● **WHAT THE EXERCISE ASKS**: Look through the listing and locate every line containing the word "pelaku"; copy those lines.

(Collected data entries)
==========
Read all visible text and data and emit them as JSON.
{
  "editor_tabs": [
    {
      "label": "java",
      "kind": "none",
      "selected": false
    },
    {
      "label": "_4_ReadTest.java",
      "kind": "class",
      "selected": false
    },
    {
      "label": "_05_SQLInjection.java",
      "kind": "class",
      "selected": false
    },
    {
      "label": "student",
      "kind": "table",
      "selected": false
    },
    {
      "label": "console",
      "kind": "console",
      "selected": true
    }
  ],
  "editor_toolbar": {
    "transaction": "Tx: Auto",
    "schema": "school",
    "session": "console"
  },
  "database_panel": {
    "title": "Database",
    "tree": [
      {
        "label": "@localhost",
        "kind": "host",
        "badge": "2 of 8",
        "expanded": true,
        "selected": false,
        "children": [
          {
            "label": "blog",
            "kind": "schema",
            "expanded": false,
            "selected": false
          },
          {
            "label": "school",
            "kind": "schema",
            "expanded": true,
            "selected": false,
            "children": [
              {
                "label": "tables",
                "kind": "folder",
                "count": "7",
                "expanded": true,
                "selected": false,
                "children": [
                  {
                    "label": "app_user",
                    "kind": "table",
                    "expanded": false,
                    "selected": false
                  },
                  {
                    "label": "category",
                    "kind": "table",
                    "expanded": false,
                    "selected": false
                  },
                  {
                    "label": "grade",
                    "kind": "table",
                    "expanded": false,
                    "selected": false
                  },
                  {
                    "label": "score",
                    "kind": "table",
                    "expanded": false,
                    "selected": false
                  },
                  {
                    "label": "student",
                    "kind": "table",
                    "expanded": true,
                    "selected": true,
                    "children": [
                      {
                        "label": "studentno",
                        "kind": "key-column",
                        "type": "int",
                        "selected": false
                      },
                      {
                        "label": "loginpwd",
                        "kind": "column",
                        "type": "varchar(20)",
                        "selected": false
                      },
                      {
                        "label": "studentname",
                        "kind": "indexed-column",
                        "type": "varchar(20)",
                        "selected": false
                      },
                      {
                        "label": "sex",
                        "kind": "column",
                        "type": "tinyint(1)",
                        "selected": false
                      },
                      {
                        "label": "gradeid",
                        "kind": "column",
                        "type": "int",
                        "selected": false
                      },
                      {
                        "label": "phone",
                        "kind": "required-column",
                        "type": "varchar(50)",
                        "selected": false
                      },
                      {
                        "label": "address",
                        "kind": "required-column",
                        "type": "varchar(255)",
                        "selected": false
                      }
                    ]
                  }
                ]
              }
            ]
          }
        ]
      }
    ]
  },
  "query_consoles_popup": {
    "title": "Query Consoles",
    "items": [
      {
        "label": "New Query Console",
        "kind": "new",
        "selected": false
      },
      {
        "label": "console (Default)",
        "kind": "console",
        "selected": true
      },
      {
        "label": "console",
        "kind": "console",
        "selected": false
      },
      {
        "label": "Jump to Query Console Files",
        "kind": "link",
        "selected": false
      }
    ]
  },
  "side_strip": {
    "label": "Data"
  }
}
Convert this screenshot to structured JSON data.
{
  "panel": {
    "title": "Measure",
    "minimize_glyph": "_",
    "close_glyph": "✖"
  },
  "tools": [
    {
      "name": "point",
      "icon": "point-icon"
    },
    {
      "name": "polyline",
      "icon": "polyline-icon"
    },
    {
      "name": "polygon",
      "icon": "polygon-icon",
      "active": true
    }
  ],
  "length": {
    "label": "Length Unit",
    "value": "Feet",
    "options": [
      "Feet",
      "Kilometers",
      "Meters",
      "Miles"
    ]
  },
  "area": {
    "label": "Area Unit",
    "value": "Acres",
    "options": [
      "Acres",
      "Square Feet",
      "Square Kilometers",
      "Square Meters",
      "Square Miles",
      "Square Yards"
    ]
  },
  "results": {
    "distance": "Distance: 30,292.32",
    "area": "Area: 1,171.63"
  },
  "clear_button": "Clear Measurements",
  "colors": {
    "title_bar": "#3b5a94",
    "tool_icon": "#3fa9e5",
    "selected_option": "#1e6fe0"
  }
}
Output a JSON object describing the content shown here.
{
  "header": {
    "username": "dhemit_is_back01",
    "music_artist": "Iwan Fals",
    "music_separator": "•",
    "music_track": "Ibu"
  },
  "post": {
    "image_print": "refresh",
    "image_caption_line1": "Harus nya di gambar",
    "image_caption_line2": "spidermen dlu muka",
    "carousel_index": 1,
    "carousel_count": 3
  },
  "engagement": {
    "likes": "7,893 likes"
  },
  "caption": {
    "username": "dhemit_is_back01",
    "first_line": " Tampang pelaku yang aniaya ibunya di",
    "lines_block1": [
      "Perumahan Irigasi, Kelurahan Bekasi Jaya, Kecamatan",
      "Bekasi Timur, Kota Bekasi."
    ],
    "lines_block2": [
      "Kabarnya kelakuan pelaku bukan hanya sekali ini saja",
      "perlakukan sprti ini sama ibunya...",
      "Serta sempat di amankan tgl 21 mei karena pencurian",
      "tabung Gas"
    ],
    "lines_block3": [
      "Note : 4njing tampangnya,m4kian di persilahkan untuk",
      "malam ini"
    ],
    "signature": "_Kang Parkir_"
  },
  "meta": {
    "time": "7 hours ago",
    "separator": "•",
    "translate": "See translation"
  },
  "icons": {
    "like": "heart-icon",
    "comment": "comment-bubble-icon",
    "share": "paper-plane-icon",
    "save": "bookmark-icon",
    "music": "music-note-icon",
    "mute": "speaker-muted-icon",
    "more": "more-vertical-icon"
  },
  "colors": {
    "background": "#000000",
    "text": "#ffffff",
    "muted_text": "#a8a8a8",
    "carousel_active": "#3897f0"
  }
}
==========
● **EXERCISE RESULT**:
    "first_line": " Tampang pelaku yang aniaya ibunya di",
      "Kabarnya kelakuan pelaku bukan hanya sekali ini saja",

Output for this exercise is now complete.